Your goal —
Output the data that follows exactly, line for line.

Supplied records —

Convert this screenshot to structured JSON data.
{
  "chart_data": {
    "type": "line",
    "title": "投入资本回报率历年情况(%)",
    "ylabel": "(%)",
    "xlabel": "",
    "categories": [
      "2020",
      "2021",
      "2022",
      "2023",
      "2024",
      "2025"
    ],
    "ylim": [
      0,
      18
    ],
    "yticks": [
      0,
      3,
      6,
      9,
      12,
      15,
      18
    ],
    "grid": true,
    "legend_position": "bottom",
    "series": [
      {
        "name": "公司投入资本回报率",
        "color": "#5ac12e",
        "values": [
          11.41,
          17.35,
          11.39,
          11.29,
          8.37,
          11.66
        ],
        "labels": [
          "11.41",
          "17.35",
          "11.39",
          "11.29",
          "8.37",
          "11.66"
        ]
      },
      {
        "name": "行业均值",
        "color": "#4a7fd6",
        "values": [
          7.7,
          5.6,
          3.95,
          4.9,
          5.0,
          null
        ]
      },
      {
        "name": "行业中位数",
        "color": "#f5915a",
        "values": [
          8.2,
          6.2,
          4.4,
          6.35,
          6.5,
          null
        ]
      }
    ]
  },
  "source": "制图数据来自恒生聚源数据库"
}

Output for this task —
Convert this screenshot to structured JSON data.
{
  "chart_data": {
    "type": "line",
    "title": "投入资本回报率历年情况(%)",
    "ylabel": "(%)",
    "xlabel": "",
    "categories": [
      "2020",
      "2021",
      "2022",
      "2023",
      "2024",
      "2025"
    ],
    "ylim": [
      0,
      18
    ],
    "yticks": [
      0,
      3,
      6,
      9,
      12,
      15,
      18
    ],
    "grid": true,
    "legend_position": "bottom",
    "series": [
      {
        "name": "公司投入资本回报率",
        "color": "#5ac12e",
        "values": [
          11.41,
          17.35,
          11.39,
          11.29,
          8.37,
          11.66
        ],
        "labels": [
          "11.41",
          "17.35",
          "11.39",
          "11.29",
          "8.37",
          "11.66"
        ]
      },
      {
        "name": "行业均值",
        "color": "#4a7fd6",
        "values": [
          7.7,
          5.6,
          3.95,
          4.9,
          5.0,
          null
        ]
      },
      {
        "name": "行业中位数",
        "color": "#f5915a",
        "values": [
          8.2,
          6.2,
          4.4,
          6.35,
          6.5,
          null
        ]
      }
    ]
  },
  "source": "制图数据来自恒生聚源数据库"
}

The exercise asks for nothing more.